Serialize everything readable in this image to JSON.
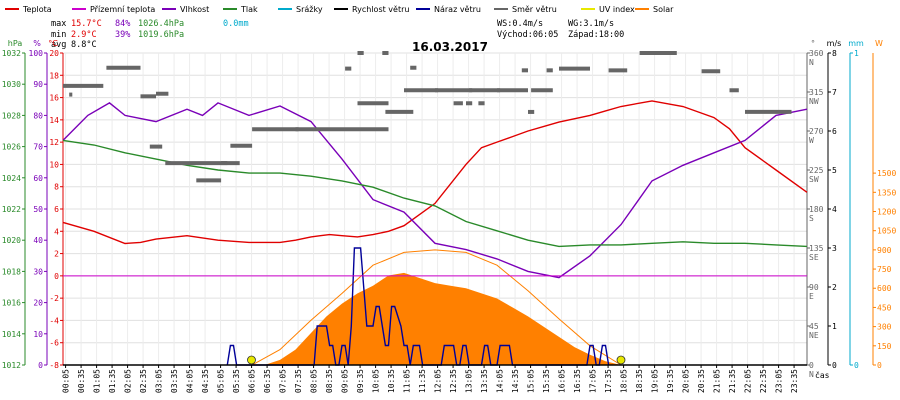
{
  "chart_data": {
    "type": "line",
    "title": "16.03.2017",
    "legend": [
      {
        "label": "Teplota",
        "color": "#e00000"
      },
      {
        "label": "Přízemní teplota",
        "color": "#cc00cc"
      },
      {
        "label": "Vlhkost",
        "color": "#7a00b8"
      },
      {
        "label": "Tlak",
        "color": "#2a8a2a"
      },
      {
        "label": "Srážky",
        "color": "#00aacc"
      },
      {
        "label": "Rychlost větru",
        "color": "#000000"
      },
      {
        "label": "Náraz větru",
        "color": "#000099"
      },
      {
        "label": "Směr větru",
        "color": "#666666"
      },
      {
        "label": "UV index",
        "color": "#e8e800"
      },
      {
        "label": "Solar",
        "color": "#ff8000"
      }
    ],
    "stats": {
      "max": {
        "label": "max",
        "temp": "15.7°C",
        "hum": "84%",
        "press": "1026.4hPa",
        "rain": "0.0mm"
      },
      "min": {
        "label": "min",
        "temp": "2.9°C",
        "hum": "39%",
        "press": "1019.6hPa"
      },
      "avg": {
        "label": "avg",
        "temp": "8.8°C"
      },
      "ws": "WS:0.4m/s",
      "wg": "WG:3.1m/s",
      "sunrise": "Východ:06:05",
      "sunset": "Západ:18:00"
    },
    "x_ticks": [
      "00:05",
      "00:35",
      "01:05",
      "01:35",
      "02:05",
      "02:35",
      "03:05",
      "03:35",
      "04:05",
      "04:35",
      "05:05",
      "05:35",
      "06:05",
      "06:35",
      "07:05",
      "07:35",
      "08:05",
      "08:35",
      "09:05",
      "09:35",
      "10:05",
      "10:35",
      "11:05",
      "11:35",
      "12:05",
      "12:35",
      "13:05",
      "13:35",
      "14:05",
      "14:35",
      "15:05",
      "15:35",
      "16:05",
      "16:35",
      "17:05",
      "17:35",
      "18:05",
      "18:35",
      "19:05",
      "19:35",
      "20:05",
      "20:35",
      "21:05",
      "21:35",
      "22:05",
      "22:35",
      "23:05",
      "23:35"
    ],
    "xlabel": "čas",
    "axes": {
      "hpa": {
        "unit": "hPa",
        "ticks": [
          "1032",
          "1030",
          "1028",
          "1026",
          "1024",
          "1022",
          "1020",
          "1018",
          "1016",
          "1014",
          "1012"
        ],
        "color": "#2a8a2a",
        "ylim": [
          1012,
          1032
        ]
      },
      "pct": {
        "unit": "%",
        "ticks": [
          "100",
          "90",
          "80",
          "70",
          "60",
          "50",
          "40",
          "30",
          "20",
          "10",
          "0"
        ],
        "color": "#7a00b8",
        "ylim": [
          0,
          100
        ]
      },
      "degc": {
        "unit": "°C",
        "ticks": [
          "20",
          "18",
          "16",
          "14",
          "12",
          "10",
          "8",
          "6",
          "4",
          "2",
          "0",
          "-2",
          "-4",
          "-6",
          "-8"
        ],
        "color": "#e00000",
        "ylim": [
          -8,
          20
        ]
      },
      "dir": {
        "unit": "°",
        "ticks": [
          {
            "val": "360",
            "lab": "N"
          },
          {
            "val": "315",
            "lab": "NW"
          },
          {
            "val": "270",
            "lab": "W"
          },
          {
            "val": "225",
            "lab": "SW"
          },
          {
            "val": "180",
            "lab": "S"
          },
          {
            "val": "135",
            "lab": "SE"
          },
          {
            "val": "90",
            "lab": "E"
          },
          {
            "val": "45",
            "lab": "NE"
          },
          {
            "val": "0",
            "lab": "N"
          }
        ],
        "color": "#666666"
      },
      "ms": {
        "unit": "m/s",
        "ticks": [
          "8",
          "7",
          "6",
          "5",
          "4",
          "3",
          "2",
          "1",
          "0"
        ],
        "color": "#000000",
        "ylim": [
          0,
          8
        ]
      },
      "mm": {
        "unit": "mm",
        "ticks": [
          "1",
          "0"
        ],
        "color": "#00aacc"
      },
      "w": {
        "unit": "W",
        "ticks": [
          "1500",
          "1350",
          "1200",
          "1050",
          "900",
          "750",
          "600",
          "450",
          "300",
          "150",
          "0"
        ],
        "color": "#ff8000",
        "ylim": [
          0,
          1500
        ]
      }
    },
    "series": [
      {
        "name": "Teplota",
        "axis": "degc",
        "x": [
          0,
          1,
          2,
          2.5,
          3,
          4,
          5,
          6,
          6.5,
          7,
          7.5,
          8,
          8.3,
          8.6,
          9,
          9.5,
          10,
          10.5,
          11,
          12,
          13,
          13.5,
          14,
          14.5,
          15,
          16,
          17,
          17.5,
          18,
          19,
          20,
          21,
          21.5,
          22,
          23,
          24
        ],
        "y": [
          4.8,
          4,
          2.9,
          3,
          3.3,
          3.6,
          3.2,
          3,
          3,
          3,
          3.2,
          3.5,
          3.6,
          3.7,
          3.6,
          3.5,
          3.7,
          4,
          4.5,
          6.5,
          10,
          11.5,
          12,
          12.5,
          13,
          13.8,
          14.4,
          14.8,
          15.2,
          15.7,
          15.2,
          14.2,
          13.2,
          11.5,
          9.5,
          7.5
        ]
      },
      {
        "name": "Vlhkost",
        "axis": "pct",
        "x": [
          0,
          0.8,
          1.5,
          2,
          3,
          4,
          4.5,
          5,
          6,
          7,
          8,
          9,
          10,
          11,
          12,
          13,
          14,
          15,
          16,
          17,
          18,
          18.5,
          19,
          20,
          21,
          22,
          23,
          24
        ],
        "y": [
          72,
          80,
          84,
          80,
          78,
          82,
          80,
          84,
          80,
          83,
          78,
          66,
          53,
          49,
          39,
          37,
          34,
          30,
          28,
          35,
          45,
          52,
          59,
          64,
          68,
          72,
          80,
          82
        ]
      },
      {
        "name": "Tlak",
        "axis": "hpa",
        "x": [
          0,
          1,
          2,
          3,
          4,
          5,
          6,
          7,
          8,
          9,
          10,
          11,
          12,
          13,
          14,
          15,
          16,
          17,
          18,
          19,
          20,
          21,
          22,
          23,
          24
        ],
        "y": [
          1026.4,
          1026.1,
          1025.6,
          1025.2,
          1024.8,
          1024.5,
          1024.3,
          1024.3,
          1024.1,
          1023.8,
          1023.4,
          1022.7,
          1022.2,
          1021.2,
          1020.6,
          1020.0,
          1019.6,
          1019.7,
          1019.7,
          1019.8,
          1019.9,
          1019.8,
          1019.8,
          1019.7,
          1019.6
        ]
      },
      {
        "name": "Solar",
        "axis": "w",
        "x": [
          6.5,
          7,
          7.5,
          8,
          8.5,
          9,
          9.5,
          10,
          10.5,
          11,
          11.5,
          12,
          12.5,
          13,
          13.5,
          14,
          14.5,
          15,
          15.5,
          16,
          16.5,
          17,
          17.5,
          18
        ],
        "y": [
          0,
          40,
          120,
          250,
          380,
          480,
          560,
          620,
          700,
          720,
          680,
          640,
          620,
          600,
          560,
          520,
          450,
          380,
          300,
          220,
          140,
          80,
          30,
          0
        ]
      },
      {
        "name": "Solar max",
        "axis": "w",
        "x": [
          6.1,
          7,
          8,
          9,
          10,
          11,
          12,
          13,
          14,
          15,
          16,
          17,
          18
        ],
        "y": [
          0,
          120,
          350,
          560,
          780,
          880,
          900,
          880,
          780,
          580,
          360,
          150,
          0
        ]
      },
      {
        "name": "Náraz větru",
        "axis": "ms",
        "x": [
          5.3,
          5.4,
          5.5,
          5.6,
          8.1,
          8.2,
          8.3,
          8.4,
          8.5,
          8.6,
          8.7,
          8.8,
          8.9,
          9.0,
          9.1,
          9.2,
          9.3,
          9.4,
          9.5,
          9.6,
          9.7,
          9.8,
          10.0,
          10.1,
          10.2,
          10.3,
          10.4,
          10.5,
          10.6,
          10.7,
          10.9,
          11.0,
          11.1,
          11.2,
          11.3,
          11.4,
          11.5,
          11.6,
          12.2,
          12.3,
          12.4,
          12.5,
          12.6,
          12.7,
          12.8,
          12.9,
          13.0,
          13.1,
          13.5,
          13.6,
          13.7,
          13.8,
          14.0,
          14.1,
          14.2,
          14.3,
          14.4,
          14.5,
          14.6,
          14.7,
          16.9,
          17.0,
          17.1,
          17.2,
          17.3,
          17.4,
          17.5,
          17.6
        ],
        "y": [
          0,
          0.5,
          0.5,
          0,
          0,
          1,
          1,
          1,
          1,
          0.5,
          0.5,
          0,
          0,
          0.5,
          0.5,
          0,
          1,
          3,
          3,
          3,
          2,
          1,
          1,
          1.5,
          1.5,
          1,
          0.5,
          0.5,
          1.5,
          1.5,
          1,
          0.5,
          0.5,
          0,
          0.5,
          0.5,
          0.5,
          0,
          0,
          0.5,
          0.5,
          0.5,
          0.5,
          0,
          0,
          0.5,
          0.5,
          0,
          0,
          0.5,
          0.5,
          0,
          0,
          0.5,
          0.5,
          0.5,
          0.5,
          0,
          0,
          0,
          0,
          0.5,
          0.5,
          0,
          0,
          0.5,
          0.5,
          0
        ]
      },
      {
        "name": "Rychlost větru",
        "axis": "ms",
        "x": [
          0,
          24
        ],
        "y": [
          0,
          0
        ]
      }
    ],
    "wind_dir_segments": [
      {
        "t0": 0.0,
        "t1": 1.3,
        "deg": 322
      },
      {
        "t0": 0.2,
        "t1": 0.3,
        "deg": 312
      },
      {
        "t0": 1.4,
        "t1": 2.5,
        "deg": 343
      },
      {
        "t0": 2.5,
        "t1": 3.0,
        "deg": 310
      },
      {
        "t0": 3.0,
        "t1": 3.4,
        "deg": 313
      },
      {
        "t0": 2.8,
        "t1": 3.2,
        "deg": 252
      },
      {
        "t0": 3.3,
        "t1": 5.7,
        "deg": 233
      },
      {
        "t0": 4.3,
        "t1": 5.1,
        "deg": 213
      },
      {
        "t0": 5.1,
        "t1": 5.3,
        "deg": 233
      },
      {
        "t0": 5.4,
        "t1": 6.1,
        "deg": 253
      },
      {
        "t0": 6.1,
        "t1": 7.6,
        "deg": 272
      },
      {
        "t0": 7.5,
        "t1": 10.5,
        "deg": 272
      },
      {
        "t0": 9.5,
        "t1": 10.5,
        "deg": 302
      },
      {
        "t0": 10.4,
        "t1": 11.3,
        "deg": 292
      },
      {
        "t0": 11.0,
        "t1": 12.1,
        "deg": 317
      },
      {
        "t0": 12.0,
        "t1": 13.2,
        "deg": 317
      },
      {
        "t0": 13.1,
        "t1": 14.1,
        "deg": 317
      },
      {
        "t0": 14.0,
        "t1": 15.0,
        "deg": 317
      },
      {
        "t0": 15.0,
        "t1": 15.2,
        "deg": 292
      },
      {
        "t0": 15.1,
        "t1": 15.8,
        "deg": 317
      },
      {
        "t0": 16.0,
        "t1": 17.0,
        "deg": 342
      },
      {
        "t0": 17.6,
        "t1": 18.2,
        "deg": 340
      },
      {
        "t0": 18.6,
        "t1": 19.8,
        "deg": 360
      },
      {
        "t0": 20.6,
        "t1": 21.2,
        "deg": 339
      },
      {
        "t0": 21.5,
        "t1": 21.8,
        "deg": 317
      },
      {
        "t0": 22.0,
        "t1": 23.5,
        "deg": 292
      },
      {
        "t0": 9.1,
        "t1": 9.3,
        "deg": 342
      },
      {
        "t0": 9.5,
        "t1": 9.7,
        "deg": 360
      },
      {
        "t0": 10.3,
        "t1": 10.5,
        "deg": 360
      },
      {
        "t0": 11.2,
        "t1": 11.4,
        "deg": 343
      },
      {
        "t0": 14.8,
        "t1": 15.0,
        "deg": 340
      },
      {
        "t0": 15.6,
        "t1": 15.8,
        "deg": 340
      },
      {
        "t0": 12.6,
        "t1": 12.9,
        "deg": 302
      },
      {
        "t0": 13.0,
        "t1": 13.2,
        "deg": 302
      },
      {
        "t0": 13.4,
        "t1": 13.6,
        "deg": 302
      }
    ],
    "uv_markers": [
      6.08,
      18.0
    ],
    "zero_line": {
      "axis": "degc",
      "value": 0,
      "color": "#cc00cc"
    }
  }
}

[WORK REQUIRED] Among the entries above, identify all lines with "unit" and copy them.

[THE ANSWER]
        "unit": "hPa",
        "unit": "%",
        "unit": "°C",
        "unit": "°",
        "unit": "m/s",
        "unit": "mm",
        "unit": "W",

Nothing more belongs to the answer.